• [Records shown]:

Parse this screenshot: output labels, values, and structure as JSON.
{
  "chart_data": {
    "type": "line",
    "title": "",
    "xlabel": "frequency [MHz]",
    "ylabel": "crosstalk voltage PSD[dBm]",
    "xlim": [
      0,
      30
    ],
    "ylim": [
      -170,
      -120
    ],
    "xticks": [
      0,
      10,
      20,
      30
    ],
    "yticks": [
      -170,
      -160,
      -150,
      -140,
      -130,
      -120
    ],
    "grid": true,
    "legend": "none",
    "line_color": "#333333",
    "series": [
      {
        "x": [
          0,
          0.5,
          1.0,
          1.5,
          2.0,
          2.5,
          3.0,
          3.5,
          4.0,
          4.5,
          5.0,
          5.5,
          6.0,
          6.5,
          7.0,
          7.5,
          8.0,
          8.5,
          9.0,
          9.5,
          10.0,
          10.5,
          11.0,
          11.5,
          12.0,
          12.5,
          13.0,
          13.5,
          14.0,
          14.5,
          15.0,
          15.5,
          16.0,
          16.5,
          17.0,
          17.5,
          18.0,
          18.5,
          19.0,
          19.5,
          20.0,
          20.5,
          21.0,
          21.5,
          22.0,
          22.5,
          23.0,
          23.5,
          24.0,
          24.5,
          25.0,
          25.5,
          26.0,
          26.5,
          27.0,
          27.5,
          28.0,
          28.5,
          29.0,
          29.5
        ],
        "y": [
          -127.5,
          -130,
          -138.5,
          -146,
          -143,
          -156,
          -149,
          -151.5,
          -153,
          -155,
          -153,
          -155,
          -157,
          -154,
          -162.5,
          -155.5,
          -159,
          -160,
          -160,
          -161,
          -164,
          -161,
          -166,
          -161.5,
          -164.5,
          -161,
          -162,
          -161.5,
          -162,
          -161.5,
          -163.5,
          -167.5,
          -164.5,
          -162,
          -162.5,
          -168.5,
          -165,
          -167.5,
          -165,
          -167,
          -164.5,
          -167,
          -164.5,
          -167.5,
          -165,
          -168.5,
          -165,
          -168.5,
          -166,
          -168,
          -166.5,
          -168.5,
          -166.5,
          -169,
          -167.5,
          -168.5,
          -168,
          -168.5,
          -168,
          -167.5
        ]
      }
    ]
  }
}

• [Work to be completed]:
Extract each line of the material exactly as it stands.

• [Task solution]:
Parse this screenshot: output labels, values, and structure as JSON.
{
  "chart_data": {
    "type": "line",
    "title": "",
    "xlabel": "frequency [MHz]",
    "ylabel": "crosstalk voltage PSD[dBm]",
    "xlim": [
      0,
      30
    ],
    "ylim": [
      -170,
      -120
    ],
    "xticks": [
      0,
      10,
      20,
      30
    ],
    "yticks": [
      -170,
      -160,
      -150,
      -140,
      -130,
      -120
    ],
    "grid": true,
    "legend": "none",
    "line_color": "#333333",
    "series": [
      {
        "x": [
          0,
          0.5,
          1.0,
          1.5,
          2.0,
          2.5,
          3.0,
          3.5,
          4.0,
          4.5,
          5.0,
          5.5,
          6.0,
          6.5,
          7.0,
          7.5,
          8.0,
          8.5,
          9.0,
          9.5,
          10.0,
          10.5,
          11.0,
          11.5,
          12.0,
          12.5,
          13.0,
          13.5,
          14.0,
          14.5,
          15.0,
          15.5,
          16.0,
          16.5,
          17.0,
          17.5,
          18.0,
          18.5,
          19.0,
          19.5,
          20.0,
          20.5,
          21.0,
          21.5,
          22.0,
          22.5,
          23.0,
          23.5,
          24.0,
          24.5,
          25.0,
          25.5,
          26.0,
          26.5,
          27.0,
          27.5,
          28.0,
          28.5,
          29.0,
          29.5
        ],
        "y": [
          -127.5,
          -130,
          -138.5,
          -146,
          -143,
          -156,
          -149,
          -151.5,
          -153,
          -155,
          -153,
          -155,
          -157,
          -154,
          -162.5,
          -155.5,
          -159,
          -160,
          -160,
          -161,
          -164,
          -161,
          -166,
          -161.5,
          -164.5,
          -161,
          -162,
          -161.5,
          -162,
          -161.5,
          -163.5,
          -167.5,
          -164.5,
          -162,
          -162.5,
          -168.5,
          -165,
          -167.5,
          -165,
          -167,
          -164.5,
          -167,
          -164.5,
          -167.5,
          -165,
          -168.5,
          -165,
          -168.5,
          -166,
          -168,
          -166.5,
          -168.5,
          -166.5,
          -169,
          -167.5,
          -168.5,
          -168,
          -168.5,
          -168,
          -167.5
        ]
      }
    ]
  }
}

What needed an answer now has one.